Stored data
____________________

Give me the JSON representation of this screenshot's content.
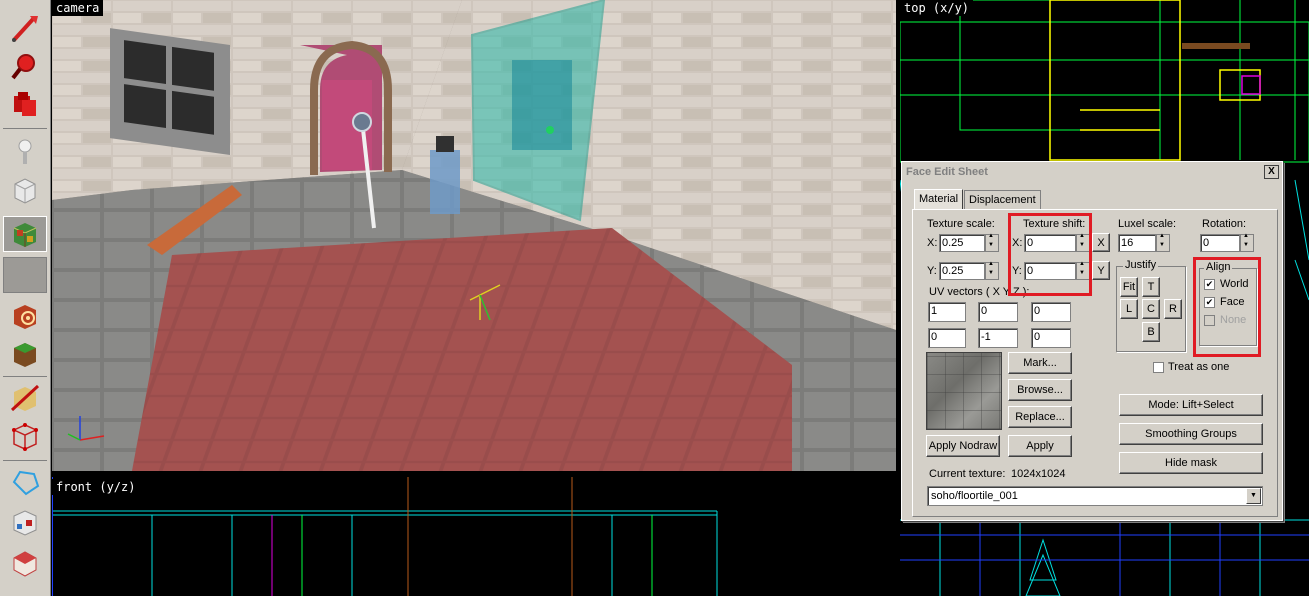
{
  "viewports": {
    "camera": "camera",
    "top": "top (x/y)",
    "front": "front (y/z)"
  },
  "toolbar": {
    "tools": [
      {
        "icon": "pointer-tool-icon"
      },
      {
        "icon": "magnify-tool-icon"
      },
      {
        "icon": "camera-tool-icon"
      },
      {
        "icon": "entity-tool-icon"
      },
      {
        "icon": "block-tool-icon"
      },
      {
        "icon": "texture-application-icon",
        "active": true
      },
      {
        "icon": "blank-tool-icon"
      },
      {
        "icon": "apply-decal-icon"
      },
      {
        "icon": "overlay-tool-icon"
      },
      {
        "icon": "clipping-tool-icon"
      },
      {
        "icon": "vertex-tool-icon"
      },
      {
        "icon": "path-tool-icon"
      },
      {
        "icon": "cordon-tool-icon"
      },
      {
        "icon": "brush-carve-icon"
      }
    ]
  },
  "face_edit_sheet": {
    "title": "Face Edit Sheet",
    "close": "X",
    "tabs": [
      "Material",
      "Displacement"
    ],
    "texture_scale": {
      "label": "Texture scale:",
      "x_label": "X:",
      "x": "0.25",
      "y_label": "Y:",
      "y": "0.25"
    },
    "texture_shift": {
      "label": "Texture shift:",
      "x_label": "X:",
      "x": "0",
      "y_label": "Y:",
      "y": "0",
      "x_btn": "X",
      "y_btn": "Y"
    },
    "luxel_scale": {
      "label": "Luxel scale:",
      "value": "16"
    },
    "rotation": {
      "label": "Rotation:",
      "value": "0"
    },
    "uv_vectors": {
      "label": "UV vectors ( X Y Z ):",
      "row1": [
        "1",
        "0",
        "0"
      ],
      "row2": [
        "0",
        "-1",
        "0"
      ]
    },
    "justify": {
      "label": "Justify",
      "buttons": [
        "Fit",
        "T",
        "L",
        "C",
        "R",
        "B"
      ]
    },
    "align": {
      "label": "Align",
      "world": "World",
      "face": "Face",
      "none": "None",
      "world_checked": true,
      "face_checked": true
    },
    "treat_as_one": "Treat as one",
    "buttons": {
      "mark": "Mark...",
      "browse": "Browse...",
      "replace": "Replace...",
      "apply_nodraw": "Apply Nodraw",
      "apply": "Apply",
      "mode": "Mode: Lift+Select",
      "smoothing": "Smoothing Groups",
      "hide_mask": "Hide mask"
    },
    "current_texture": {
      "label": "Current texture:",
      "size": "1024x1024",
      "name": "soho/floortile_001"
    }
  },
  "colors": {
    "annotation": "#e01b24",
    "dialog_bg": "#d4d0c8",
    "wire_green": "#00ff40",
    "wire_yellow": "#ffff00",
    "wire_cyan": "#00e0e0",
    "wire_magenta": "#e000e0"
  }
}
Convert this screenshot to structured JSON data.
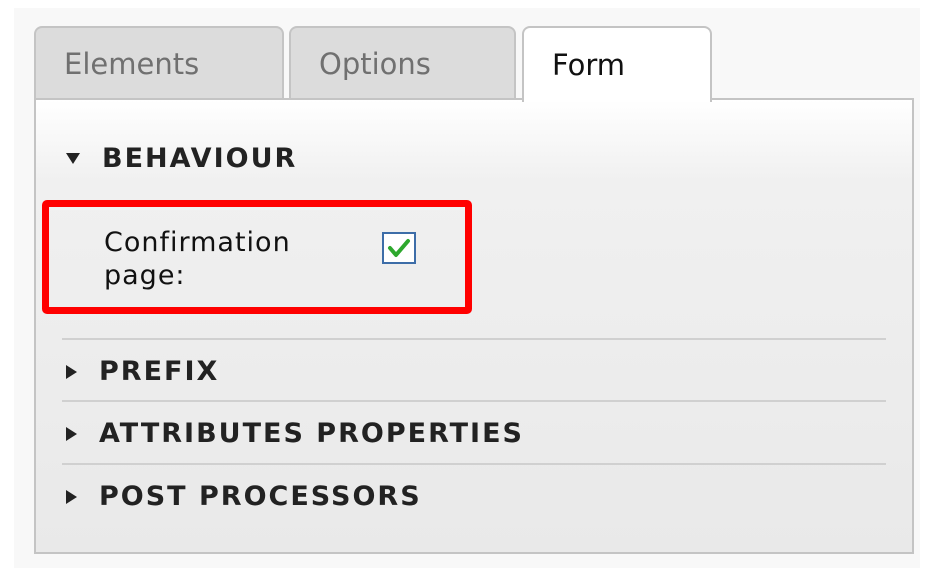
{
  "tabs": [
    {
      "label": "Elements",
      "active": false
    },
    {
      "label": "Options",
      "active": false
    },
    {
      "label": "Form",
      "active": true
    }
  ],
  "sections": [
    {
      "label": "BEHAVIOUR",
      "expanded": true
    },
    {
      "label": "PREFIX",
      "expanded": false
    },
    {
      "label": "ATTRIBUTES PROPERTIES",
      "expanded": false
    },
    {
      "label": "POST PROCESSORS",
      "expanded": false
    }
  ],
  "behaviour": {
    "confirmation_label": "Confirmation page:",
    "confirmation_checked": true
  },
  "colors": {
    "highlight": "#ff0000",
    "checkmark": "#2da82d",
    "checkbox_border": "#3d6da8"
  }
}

____________________

• **PROBLEM TO SOLVE**
In the entries above, locate every line with the word "screenshot" and copy it.

• **EXPECTED ANSWER**
Give me the JSON representation of this screenshot's content.
Convert this screenshot to structured JSON data.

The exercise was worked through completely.